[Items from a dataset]
────────
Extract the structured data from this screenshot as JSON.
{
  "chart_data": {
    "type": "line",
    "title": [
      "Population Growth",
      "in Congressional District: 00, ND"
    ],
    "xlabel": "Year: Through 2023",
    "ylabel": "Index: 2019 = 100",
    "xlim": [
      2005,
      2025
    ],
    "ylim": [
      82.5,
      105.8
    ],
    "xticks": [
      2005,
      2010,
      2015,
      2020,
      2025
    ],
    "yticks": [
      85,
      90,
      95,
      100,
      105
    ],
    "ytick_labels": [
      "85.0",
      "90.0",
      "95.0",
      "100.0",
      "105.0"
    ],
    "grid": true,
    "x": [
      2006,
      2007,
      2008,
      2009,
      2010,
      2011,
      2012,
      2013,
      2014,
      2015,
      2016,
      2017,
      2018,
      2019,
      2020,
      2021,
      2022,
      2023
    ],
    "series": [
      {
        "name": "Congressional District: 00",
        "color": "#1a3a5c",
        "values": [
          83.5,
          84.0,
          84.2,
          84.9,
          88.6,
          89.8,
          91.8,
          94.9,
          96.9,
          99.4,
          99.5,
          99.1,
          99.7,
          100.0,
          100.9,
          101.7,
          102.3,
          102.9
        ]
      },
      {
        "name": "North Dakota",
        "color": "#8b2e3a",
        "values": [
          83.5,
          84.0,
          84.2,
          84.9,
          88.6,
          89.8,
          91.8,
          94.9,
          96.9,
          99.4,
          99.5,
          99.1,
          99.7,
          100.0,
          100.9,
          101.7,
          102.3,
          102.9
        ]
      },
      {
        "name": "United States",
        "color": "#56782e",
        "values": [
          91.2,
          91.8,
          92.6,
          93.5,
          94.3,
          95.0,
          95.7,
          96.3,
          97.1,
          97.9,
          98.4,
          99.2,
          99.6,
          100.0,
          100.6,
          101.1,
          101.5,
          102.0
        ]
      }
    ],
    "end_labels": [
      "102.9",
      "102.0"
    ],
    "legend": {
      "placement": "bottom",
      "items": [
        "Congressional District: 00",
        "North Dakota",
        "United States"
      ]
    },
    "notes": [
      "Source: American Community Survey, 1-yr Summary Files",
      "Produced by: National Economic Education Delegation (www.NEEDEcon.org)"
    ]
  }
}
────────
_Exercise_
Identify the lines that contain the string "Congressional", and copy every one of them.

_Response to the task_
      "in Congressional District: 00, ND"
        "name": "Congressional District: 00",
        "Congressional District: 00",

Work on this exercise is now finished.